> **WRITTEN EXERCISE**: Review the material line by line. Identify and copy every line that contains the string "advice".

> **ROWS**:
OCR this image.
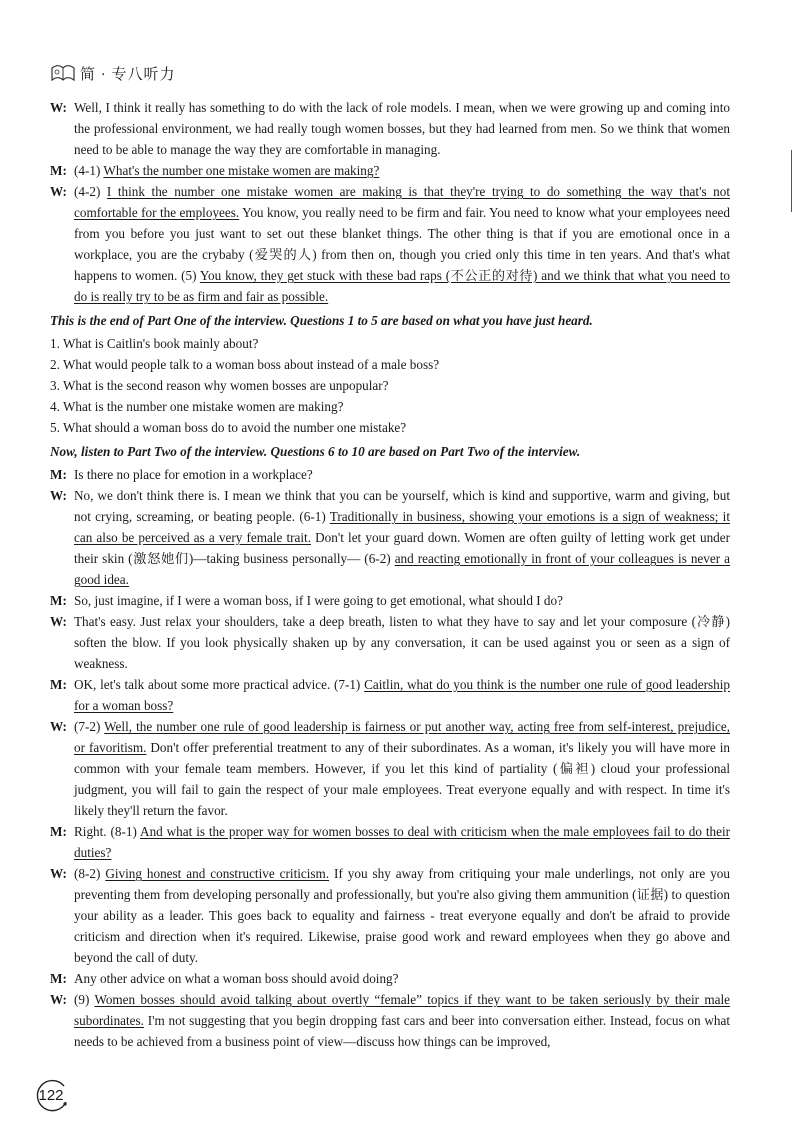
简 · 专八听力

W: Well, I think it really has something to do with the lack of role models. I mean, when we were growing up and coming into the professional environment, we had really tough women bosses, but they had learned from men. So we think that women need to be able to manage the way they are comfortable in managing.

M: (4-1) What's the number one mistake women are making?

W: (4-2) I think the number one mistake women are making is that they're trying to do something the way that's not comfortable for the employees. You know, you really need to be firm and fair. You need to know what your employees need from you before you just want to set out these blanket things. The other thing is that if you are emotional once in a workplace, you are the crybaby (爱哭的人) from then on, though you cried only this time in ten years. And that's what happens to women. (5) You know, they get stuck with these bad raps (不公正的对待) and we think that what you need to do is really try to be as firm and fair as possible.

This is the end of Part One of the interview. Questions 1 to 5 are based on what you have just heard.

1. What is Caitlin's book mainly about?

2. What would people talk to a woman boss about instead of a male boss?

3. What is the second reason why women bosses are unpopular?

4. What is the number one mistake women are making?

5. What should a woman boss do to avoid the number one mistake?

Now, listen to Part Two of the interview. Questions 6 to 10 are based on Part Two of the interview.

M: Is there no place for emotion in a workplace?

W: No, we don't think there is. I mean we think that you can be yourself, which is kind and supportive, warm and giving, but not crying, screaming, or beating people. (6-1) Traditionally in business, showing your emotions is a sign of weakness; it can also be perceived as a very female trait. Don't let your guard down. Women are often guilty of letting work get under their skin (激怒她们)—taking business personally— (6-2) and reacting emotionally in front of your colleagues is never a good idea.

M: So, just imagine, if I were a woman boss, if I were going to get emotional, what should I do?

W: That's easy. Just relax your shoulders, take a deep breath, listen to what they have to say and let your composure (冷静) soften the blow. If you look physically shaken up by any conversation, it can be used against you or seen as a sign of weakness.

M: OK, let's talk about some more practical advice. (7-1) Caitlin, what do you think is the number one rule of good leadership for a woman boss?

W: (7-2) Well, the number one rule of good leadership is fairness or put another way, acting free from self-interest, prejudice, or favoritism. Don't offer preferential treatment to any of their subordinates. As a woman, it's likely you will have more in common with your female team members. However, if you let this kind of partiality (偏袒) cloud your professional judgment, you will fail to gain the respect of your male employees. Treat everyone equally and with respect. In time it's likely they'll return the favor.

M: Right. (8-1) And what is the proper way for women bosses to deal with criticism when the male employees fail to do their duties?

W: (8-2) Giving honest and constructive criticism. If you shy away from critiquing your male underlings, not only are you preventing them from developing personally and professionally, but you're also giving them ammunition (证据) to question your ability as a leader. This goes back to equality and fairness - treat everyone equally and don't be afraid to provide criticism and direction when it's required. Likewise, praise good work and reward employees when they go above and beyond the call of duty.

M: Any other advice on what a woman boss should avoid doing?

W: (9) Women bosses should avoid talking about overtly “female” topics if they want to be taken seriously by their male subordinates. I'm not suggesting that you begin dropping fast cars and beer into conversation either. Instead, focus on what needs to be achieved from a business point of view—discuss how things can be improved,

122
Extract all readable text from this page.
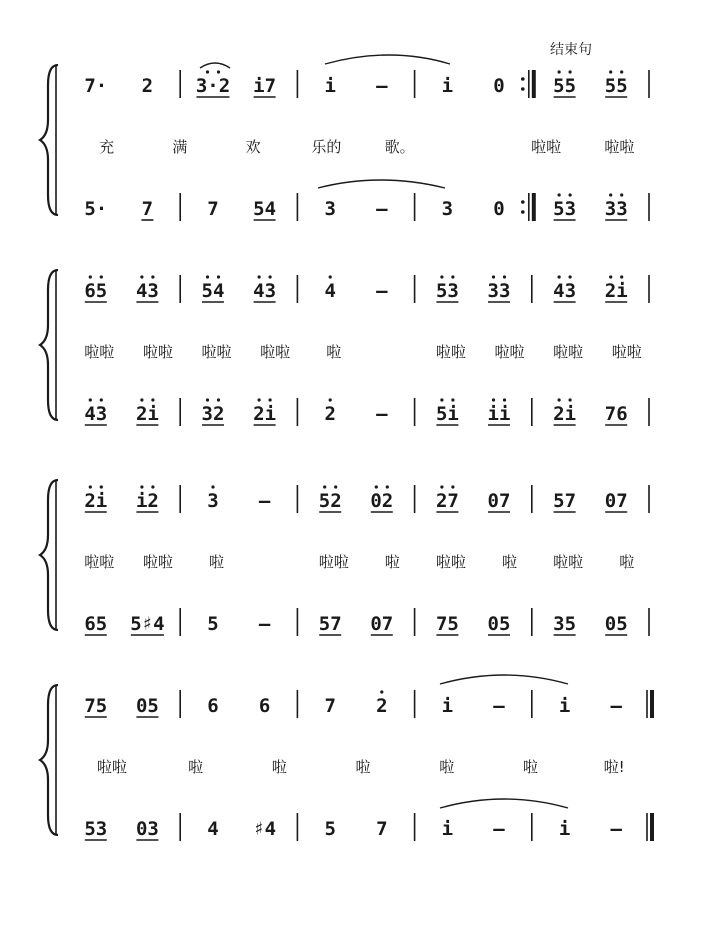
结束句
7· 2 3·2 i7	i —	i 0	55 55
5· 7	7 54	3 —	3 0	53 33
充	满	欢	乐的	歌。	啦啦	啦啦
65 43 54 43	4 —	53 33 43 2i
43 2i 32 2i	2 —	5i ii 2i 76
啦啦 啦啦 啦啦 啦啦 啦	啦啦 啦啦 啦啦 啦啦
2i i2	3 —	52 02 27 07 57 07
65 5♯4 5 —	57 07 75 05 35 05
啦啦 啦啦 啦	啦啦 啦 啦啦 啦 啦啦 啦
75 05	6 6	7 2	i —	i —
53 03	4 ♯4	5 7	i —	i —
啦啦	啦	啦	啦	啦	啦	啦!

> **SOLUTION**:
M: OK, let's talk about some more practical advice. (7-1) Caitlin, what do you think is the number one rule of good leadership for a woman boss?
M: Any other advice on what a woman boss should avoid doing?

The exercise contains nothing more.